Exercise objective: Transcribe the records that follow in their entirety, omitting any pictures.

Listed entries:
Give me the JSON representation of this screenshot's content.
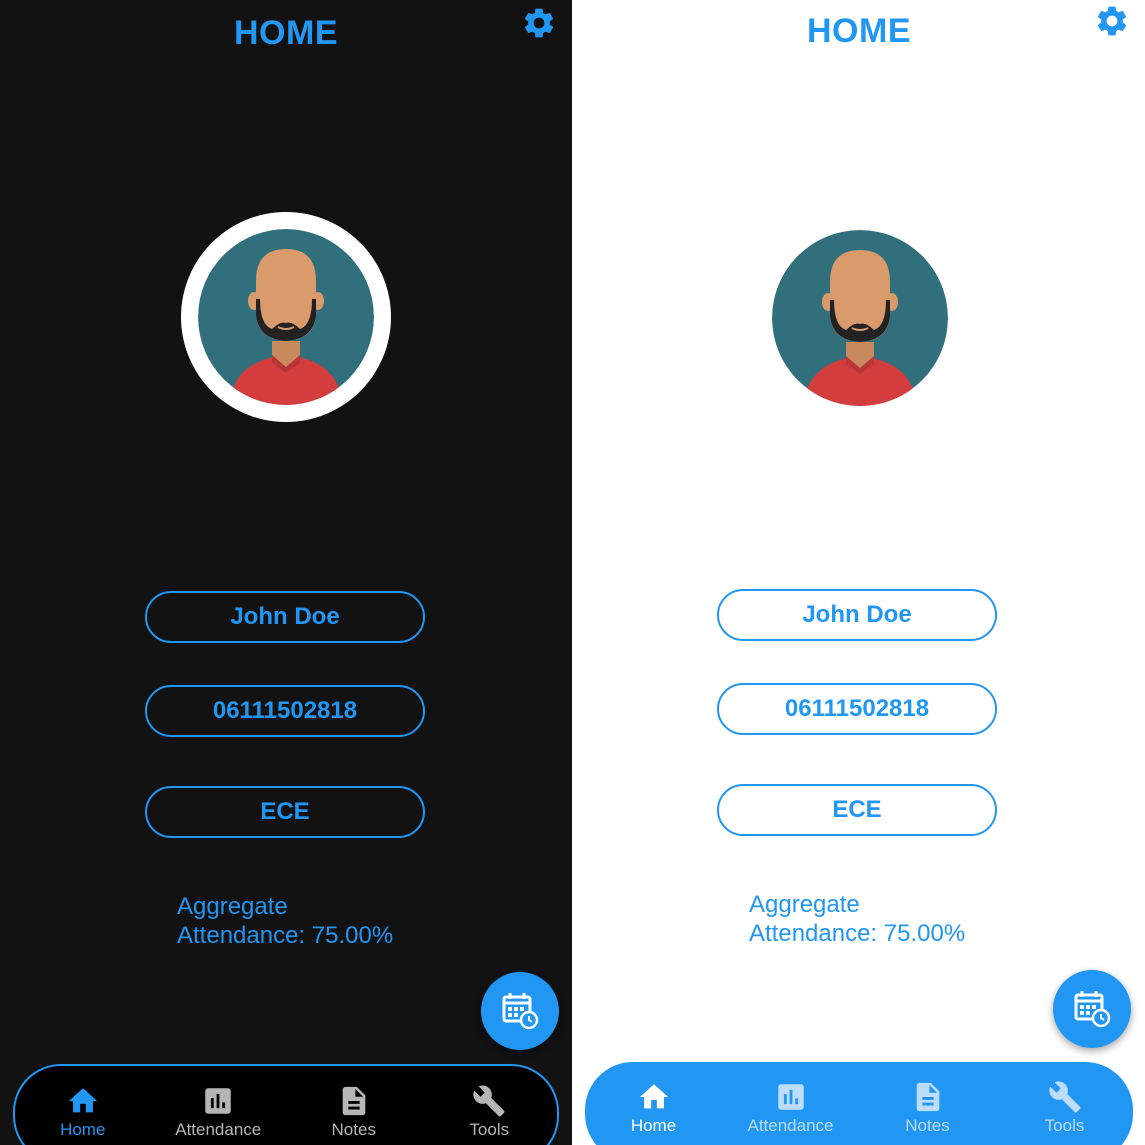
{
  "colors": {
    "accent": "#2196f3",
    "dark_background": "#121212",
    "light_background": "#ffffff",
    "avatar_bg": "#316f7d",
    "shirt": "#d33d3d",
    "skin": "#d99a6c",
    "beard": "#222222"
  },
  "screens": [
    {
      "theme": "dark",
      "header": {
        "title": "HOME",
        "settings_icon": "gear-icon"
      },
      "profile": {
        "avatar_icon": "avatar-man-icon",
        "name": "John Doe",
        "id": "06111502818",
        "branch": "ECE",
        "aggregate_line1": "Aggregate",
        "aggregate_line2": "Attendance: 75.00%"
      },
      "fab": {
        "icon": "calendar-clock-icon"
      },
      "nav": [
        {
          "label": "Home",
          "icon": "home-icon",
          "active": true
        },
        {
          "label": "Attendance",
          "icon": "bar-chart-icon",
          "active": false
        },
        {
          "label": "Notes",
          "icon": "document-icon",
          "active": false
        },
        {
          "label": "Tools",
          "icon": "wrench-icon",
          "active": false
        }
      ]
    },
    {
      "theme": "light",
      "header": {
        "title": "HOME",
        "settings_icon": "gear-icon"
      },
      "profile": {
        "avatar_icon": "avatar-man-icon",
        "name": "John Doe",
        "id": "06111502818",
        "branch": "ECE",
        "aggregate_line1": "Aggregate",
        "aggregate_line2": "Attendance: 75.00%"
      },
      "fab": {
        "icon": "calendar-clock-icon"
      },
      "nav": [
        {
          "label": "Home",
          "icon": "home-icon",
          "active": true
        },
        {
          "label": "Attendance",
          "icon": "bar-chart-icon",
          "active": false
        },
        {
          "label": "Notes",
          "icon": "document-icon",
          "active": false
        },
        {
          "label": "Tools",
          "icon": "wrench-icon",
          "active": false
        }
      ]
    }
  ]
}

Worked answer:
Give me the JSON representation of this screenshot's content.
{
  "colors": {
    "accent": "#2196f3",
    "dark_background": "#121212",
    "light_background": "#ffffff",
    "avatar_bg": "#316f7d",
    "shirt": "#d33d3d",
    "skin": "#d99a6c",
    "beard": "#222222"
  },
  "screens": [
    {
      "theme": "dark",
      "header": {
        "title": "HOME",
        "settings_icon": "gear-icon"
      },
      "profile": {
        "avatar_icon": "avatar-man-icon",
        "name": "John Doe",
        "id": "06111502818",
        "branch": "ECE",
        "aggregate_line1": "Aggregate",
        "aggregate_line2": "Attendance: 75.00%"
      },
      "fab": {
        "icon": "calendar-clock-icon"
      },
      "nav": [
        {
          "label": "Home",
          "icon": "home-icon",
          "active": true
        },
        {
          "label": "Attendance",
          "icon": "bar-chart-icon",
          "active": false
        },
        {
          "label": "Notes",
          "icon": "document-icon",
          "active": false
        },
        {
          "label": "Tools",
          "icon": "wrench-icon",
          "active": false
        }
      ]
    },
    {
      "theme": "light",
      "header": {
        "title": "HOME",
        "settings_icon": "gear-icon"
      },
      "profile": {
        "avatar_icon": "avatar-man-icon",
        "name": "John Doe",
        "id": "06111502818",
        "branch": "ECE",
        "aggregate_line1": "Aggregate",
        "aggregate_line2": "Attendance: 75.00%"
      },
      "fab": {
        "icon": "calendar-clock-icon"
      },
      "nav": [
        {
          "label": "Home",
          "icon": "home-icon",
          "active": true
        },
        {
          "label": "Attendance",
          "icon": "bar-chart-icon",
          "active": false
        },
        {
          "label": "Notes",
          "icon": "document-icon",
          "active": false
        },
        {
          "label": "Tools",
          "icon": "wrench-icon",
          "active": false
        }
      ]
    }
  ]
}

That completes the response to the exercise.